>>>

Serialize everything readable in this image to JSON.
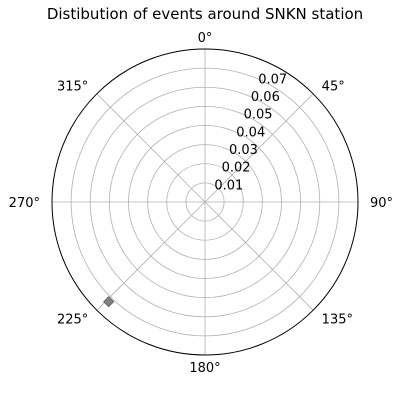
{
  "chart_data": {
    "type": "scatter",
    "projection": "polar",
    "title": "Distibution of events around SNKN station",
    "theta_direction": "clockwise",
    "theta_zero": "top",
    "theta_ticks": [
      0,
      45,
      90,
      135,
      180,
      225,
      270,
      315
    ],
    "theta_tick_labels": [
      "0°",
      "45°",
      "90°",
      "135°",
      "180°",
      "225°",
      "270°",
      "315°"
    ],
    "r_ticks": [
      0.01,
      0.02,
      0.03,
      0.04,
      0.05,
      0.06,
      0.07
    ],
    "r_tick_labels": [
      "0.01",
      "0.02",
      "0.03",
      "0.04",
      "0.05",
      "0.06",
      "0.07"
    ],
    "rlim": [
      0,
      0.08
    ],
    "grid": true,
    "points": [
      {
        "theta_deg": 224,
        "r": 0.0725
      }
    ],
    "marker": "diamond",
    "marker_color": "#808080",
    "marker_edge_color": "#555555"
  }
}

<<<

§ **REQUIRED TASK**:
Using the material above, set down every line exactly, but skip the pictures.

§ **RESULT BELOW**:
Serialize everything readable in this image to JSON.
{
  "chart_data": {
    "type": "scatter",
    "projection": "polar",
    "title": "Distibution of events around SNKN station",
    "theta_direction": "clockwise",
    "theta_zero": "top",
    "theta_ticks": [
      0,
      45,
      90,
      135,
      180,
      225,
      270,
      315
    ],
    "theta_tick_labels": [
      "0°",
      "45°",
      "90°",
      "135°",
      "180°",
      "225°",
      "270°",
      "315°"
    ],
    "r_ticks": [
      0.01,
      0.02,
      0.03,
      0.04,
      0.05,
      0.06,
      0.07
    ],
    "r_tick_labels": [
      "0.01",
      "0.02",
      "0.03",
      "0.04",
      "0.05",
      "0.06",
      "0.07"
    ],
    "rlim": [
      0,
      0.08
    ],
    "grid": true,
    "points": [
      {
        "theta_deg": 224,
        "r": 0.0725
      }
    ],
    "marker": "diamond",
    "marker_color": "#808080",
    "marker_edge_color": "#555555"
  }
}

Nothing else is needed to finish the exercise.